-------- Records to use
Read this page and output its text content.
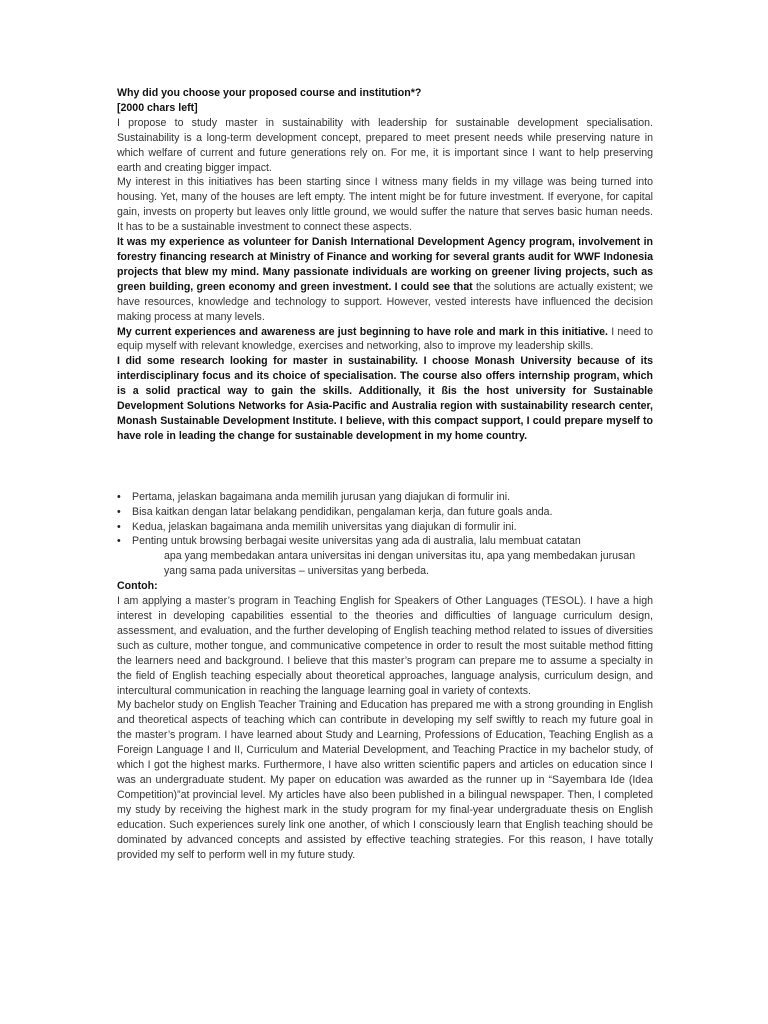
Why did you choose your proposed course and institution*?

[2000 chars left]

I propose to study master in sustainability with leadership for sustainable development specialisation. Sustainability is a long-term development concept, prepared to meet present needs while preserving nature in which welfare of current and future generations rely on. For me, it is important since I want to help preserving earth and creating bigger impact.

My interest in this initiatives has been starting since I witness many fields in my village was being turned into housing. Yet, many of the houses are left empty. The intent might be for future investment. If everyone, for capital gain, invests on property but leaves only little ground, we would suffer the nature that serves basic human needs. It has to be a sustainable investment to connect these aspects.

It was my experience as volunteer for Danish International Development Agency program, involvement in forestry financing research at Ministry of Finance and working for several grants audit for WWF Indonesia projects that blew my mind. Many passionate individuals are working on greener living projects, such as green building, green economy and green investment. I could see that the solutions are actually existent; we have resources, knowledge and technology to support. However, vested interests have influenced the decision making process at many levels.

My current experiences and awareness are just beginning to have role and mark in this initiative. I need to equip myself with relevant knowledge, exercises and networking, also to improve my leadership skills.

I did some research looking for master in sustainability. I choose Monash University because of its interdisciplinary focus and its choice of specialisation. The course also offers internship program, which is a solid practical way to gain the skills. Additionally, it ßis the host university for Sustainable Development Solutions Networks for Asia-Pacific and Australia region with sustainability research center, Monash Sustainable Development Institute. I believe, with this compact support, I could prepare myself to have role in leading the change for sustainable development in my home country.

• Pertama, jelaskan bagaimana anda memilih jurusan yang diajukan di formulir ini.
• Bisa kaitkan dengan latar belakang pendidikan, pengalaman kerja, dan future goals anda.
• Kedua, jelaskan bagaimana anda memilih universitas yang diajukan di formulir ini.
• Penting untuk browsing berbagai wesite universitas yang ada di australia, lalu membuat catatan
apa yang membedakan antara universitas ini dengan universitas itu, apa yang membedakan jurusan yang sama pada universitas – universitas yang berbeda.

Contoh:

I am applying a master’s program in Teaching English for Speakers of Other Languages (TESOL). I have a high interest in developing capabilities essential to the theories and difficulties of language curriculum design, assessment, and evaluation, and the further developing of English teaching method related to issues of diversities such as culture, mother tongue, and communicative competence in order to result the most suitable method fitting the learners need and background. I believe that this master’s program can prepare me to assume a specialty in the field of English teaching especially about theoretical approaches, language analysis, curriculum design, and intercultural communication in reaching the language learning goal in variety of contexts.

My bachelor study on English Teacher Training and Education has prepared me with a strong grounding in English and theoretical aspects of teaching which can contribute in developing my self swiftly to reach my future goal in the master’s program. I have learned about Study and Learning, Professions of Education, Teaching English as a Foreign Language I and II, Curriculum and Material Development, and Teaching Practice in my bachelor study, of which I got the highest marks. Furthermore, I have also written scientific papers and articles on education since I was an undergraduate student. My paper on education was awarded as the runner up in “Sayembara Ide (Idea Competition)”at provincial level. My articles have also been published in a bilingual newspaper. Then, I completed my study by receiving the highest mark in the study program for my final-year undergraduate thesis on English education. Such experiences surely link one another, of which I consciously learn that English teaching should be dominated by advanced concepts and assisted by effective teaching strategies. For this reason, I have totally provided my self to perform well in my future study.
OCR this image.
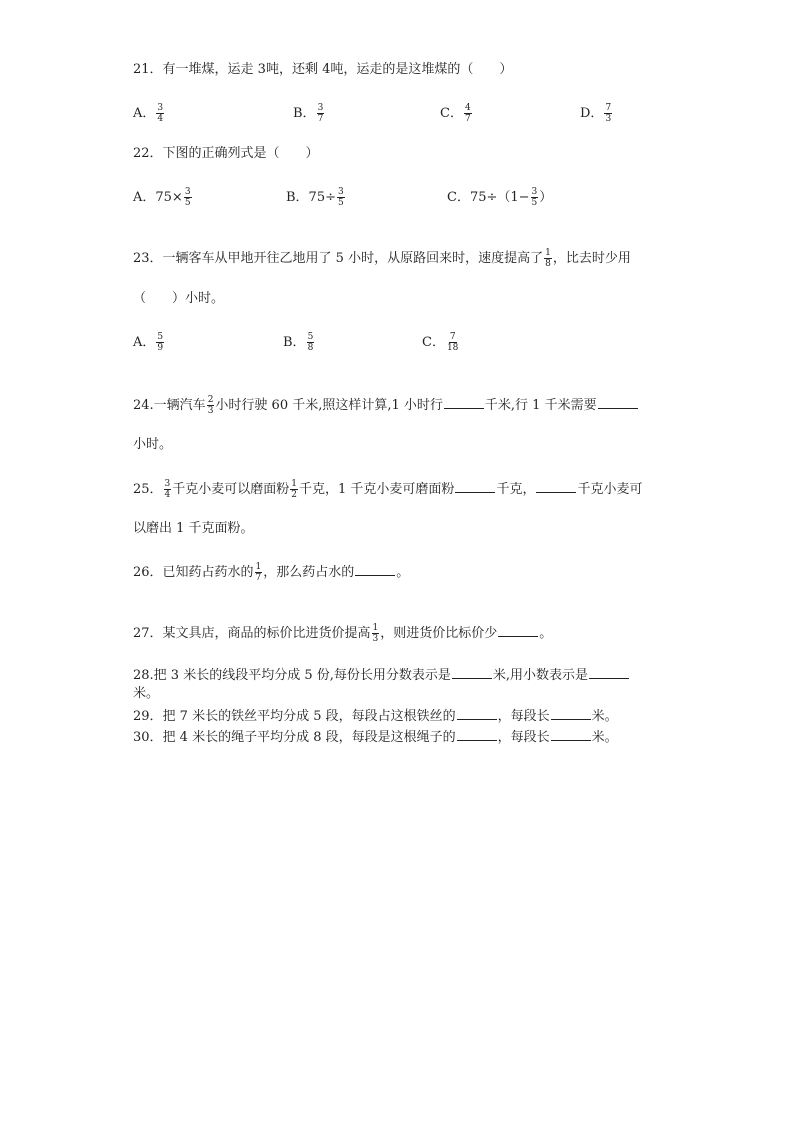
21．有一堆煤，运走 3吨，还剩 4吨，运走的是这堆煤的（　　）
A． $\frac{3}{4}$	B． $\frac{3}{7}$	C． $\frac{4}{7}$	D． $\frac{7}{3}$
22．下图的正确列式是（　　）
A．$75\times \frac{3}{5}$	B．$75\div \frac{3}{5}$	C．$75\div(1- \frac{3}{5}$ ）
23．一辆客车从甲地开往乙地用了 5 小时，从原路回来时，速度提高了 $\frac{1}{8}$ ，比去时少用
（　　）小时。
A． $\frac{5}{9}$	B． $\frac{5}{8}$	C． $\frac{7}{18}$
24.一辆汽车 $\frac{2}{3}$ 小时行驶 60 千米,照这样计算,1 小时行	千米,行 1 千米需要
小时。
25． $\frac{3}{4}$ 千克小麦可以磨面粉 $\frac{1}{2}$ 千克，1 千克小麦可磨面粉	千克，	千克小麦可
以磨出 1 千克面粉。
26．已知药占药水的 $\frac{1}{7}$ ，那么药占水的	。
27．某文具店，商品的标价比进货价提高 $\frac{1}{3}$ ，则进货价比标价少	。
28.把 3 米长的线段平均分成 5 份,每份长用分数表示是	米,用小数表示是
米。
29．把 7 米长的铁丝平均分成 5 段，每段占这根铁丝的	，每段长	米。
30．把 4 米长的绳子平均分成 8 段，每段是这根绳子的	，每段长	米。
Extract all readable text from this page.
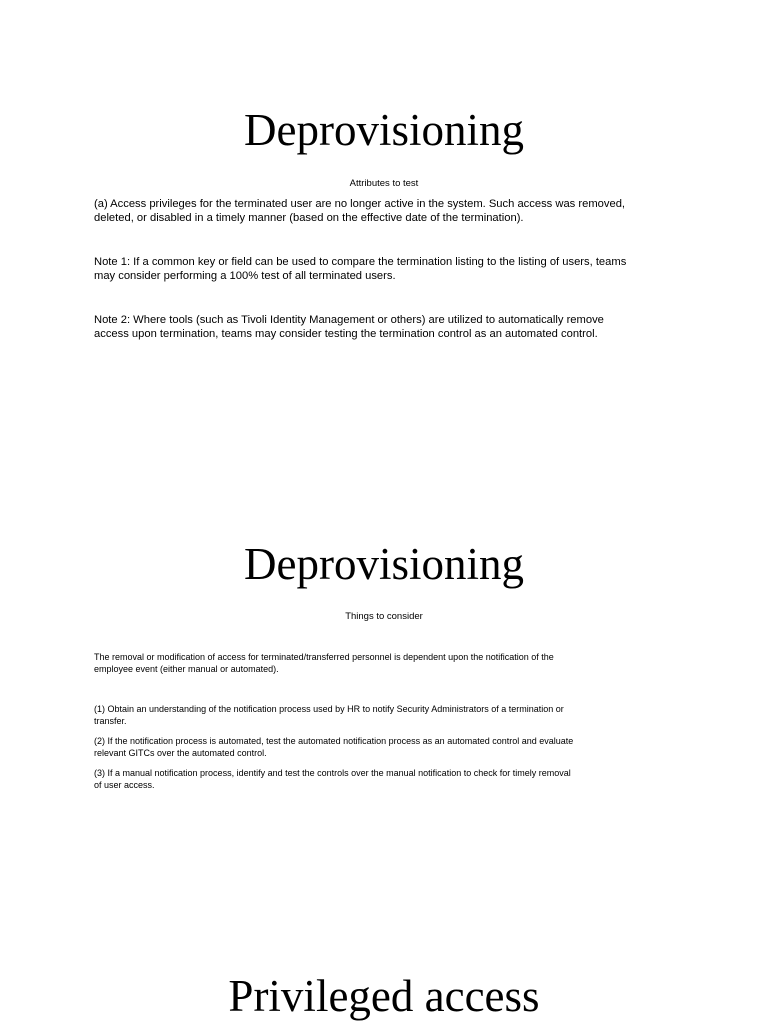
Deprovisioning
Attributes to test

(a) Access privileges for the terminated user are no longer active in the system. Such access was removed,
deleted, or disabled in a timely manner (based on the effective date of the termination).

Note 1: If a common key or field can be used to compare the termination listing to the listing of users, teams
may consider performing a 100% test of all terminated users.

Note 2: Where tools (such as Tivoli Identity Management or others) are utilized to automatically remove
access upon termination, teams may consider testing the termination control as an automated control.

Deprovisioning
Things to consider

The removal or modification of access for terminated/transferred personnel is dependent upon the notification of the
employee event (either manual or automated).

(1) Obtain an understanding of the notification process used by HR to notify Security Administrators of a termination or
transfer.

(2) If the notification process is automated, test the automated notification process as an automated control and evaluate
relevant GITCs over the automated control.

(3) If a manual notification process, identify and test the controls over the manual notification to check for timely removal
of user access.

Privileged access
----------------
- [What to work on]: Return the listing above unchanged, apart from dropping its pictures.

- [Answer to the problem]:
Read this page and output its text content.
Why did you choose your proposed course and institution*?

[2000 chars left]

I propose to study master in sustainability with leadership for sustainable development specialisation. Sustainability is a long-term development concept, prepared to meet present needs while preserving nature in which welfare of current and future generations rely on. For me, it is important since I want to help preserving earth and creating bigger impact.

My interest in this initiatives has been starting since I witness many fields in my village was being turned into housing. Yet, many of the houses are left empty. The intent might be for future investment. If everyone, for capital gain, invests on property but leaves only little ground, we would suffer the nature that serves basic human needs. It has to be a sustainable investment to connect these aspects.

It was my experience as volunteer for Danish International Development Agency program, involvement in forestry financing research at Ministry of Finance and working for several grants audit for WWF Indonesia projects that blew my mind. Many passionate individuals are working on greener living projects, such as green building, green economy and green investment. I could see that the solutions are actually existent; we have resources, knowledge and technology to support. However, vested interests have influenced the decision making process at many levels.

My current experiences and awareness are just beginning to have role and mark in this initiative. I need to equip myself with relevant knowledge, exercises and networking, also to improve my leadership skills.

I did some research looking for master in sustainability. I choose Monash University because of its interdisciplinary focus and its choice of specialisation. The course also offers internship program, which is a solid practical way to gain the skills. Additionally, it ßis the host university for Sustainable Development Solutions Networks for Asia-Pacific and Australia region with sustainability research center, Monash Sustainable Development Institute. I believe, with this compact support, I could prepare myself to have role in leading the change for sustainable development in my home country.

• Pertama, jelaskan bagaimana anda memilih jurusan yang diajukan di formulir ini.
• Bisa kaitkan dengan latar belakang pendidikan, pengalaman kerja, dan future goals anda.
• Kedua, jelaskan bagaimana anda memilih universitas yang diajukan di formulir ini.
• Penting untuk browsing berbagai wesite universitas yang ada di australia, lalu membuat catatan
apa yang membedakan antara universitas ini dengan universitas itu, apa yang membedakan jurusan yang sama pada universitas – universitas yang berbeda.

Contoh:

I am applying a master’s program in Teaching English for Speakers of Other Languages (TESOL). I have a high interest in developing capabilities essential to the theories and difficulties of language curriculum design, assessment, and evaluation, and the further developing of English teaching method related to issues of diversities such as culture, mother tongue, and communicative competence in order to result the most suitable method fitting the learners need and background. I believe that this master’s program can prepare me to assume a specialty in the field of English teaching especially about theoretical approaches, language analysis, curriculum design, and intercultural communication in reaching the language learning goal in variety of contexts.

My bachelor study on English Teacher Training and Education has prepared me with a strong grounding in English and theoretical aspects of teaching which can contribute in developing my self swiftly to reach my future goal in the master’s program. I have learned about Study and Learning, Professions of Education, Teaching English as a Foreign Language I and II, Curriculum and Material Development, and Teaching Practice in my bachelor study, of which I got the highest marks. Furthermore, I have also written scientific papers and articles on education since I was an undergraduate student. My paper on education was awarded as the runner up in “Sayembara Ide (Idea Competition)”at provincial level. My articles have also been published in a bilingual newspaper. Then, I completed my study by receiving the highest mark in the study program for my final-year undergraduate thesis on English education. Such experiences surely link one another, of which I consciously learn that English teaching should be dominated by advanced concepts and assisted by effective teaching strategies. For this reason, I have totally provided my self to perform well in my future study.
OCR this image.
21．有一堆煤，运走 3吨，还剩 4吨，运走的是这堆煤的（　　）
A． $\frac{3}{4}$	B． $\frac{3}{7}$	C． $\frac{4}{7}$	D． $\frac{7}{3}$
22．下图的正确列式是（　　）
A．$75\times \frac{3}{5}$	B．$75\div \frac{3}{5}$	C．$75\div(1- \frac{3}{5}$ ）
23．一辆客车从甲地开往乙地用了 5 小时，从原路回来时，速度提高了 $\frac{1}{8}$ ，比去时少用
（　　）小时。
A． $\frac{5}{9}$	B． $\frac{5}{8}$	C． $\frac{7}{18}$
24.一辆汽车 $\frac{2}{3}$ 小时行驶 60 千米,照这样计算,1 小时行	千米,行 1 千米需要
小时。
25． $\frac{3}{4}$ 千克小麦可以磨面粉 $\frac{1}{2}$ 千克，1 千克小麦可磨面粉	千克，	千克小麦可
以磨出 1 千克面粉。
26．已知药占药水的 $\frac{1}{7}$ ，那么药占水的	。
27．某文具店，商品的标价比进货价提高 $\frac{1}{3}$ ，则进货价比标价少	。
28.把 3 米长的线段平均分成 5 份,每份长用分数表示是	米,用小数表示是
米。
29．把 7 米长的铁丝平均分成 5 段，每段占这根铁丝的	，每段长	米。
30．把 4 米长的绳子平均分成 8 段，每段是这根绳子的	，每段长	米。
Extract all readable text from this page.
Deprovisioning
Attributes to test

(a) Access privileges for the terminated user are no longer active in the system. Such access was removed,
deleted, or disabled in a timely manner (based on the effective date of the termination).

Note 1: If a common key or field can be used to compare the termination listing to the listing of users, teams
may consider performing a 100% test of all terminated users.

Note 2: Where tools (such as Tivoli Identity Management or others) are utilized to automatically remove
access upon termination, teams may consider testing the termination control as an automated control.

Deprovisioning
Things to consider

The removal or modification of access for terminated/transferred personnel is dependent upon the notification of the
employee event (either manual or automated).

(1) Obtain an understanding of the notification process used by HR to notify Security Administrators of a termination or
transfer.

(2) If the notification process is automated, test the automated notification process as an automated control and evaluate
relevant GITCs over the automated control.

(3) If a manual notification process, identify and test the controls over the manual notification to check for timely removal
of user access.

Privileged access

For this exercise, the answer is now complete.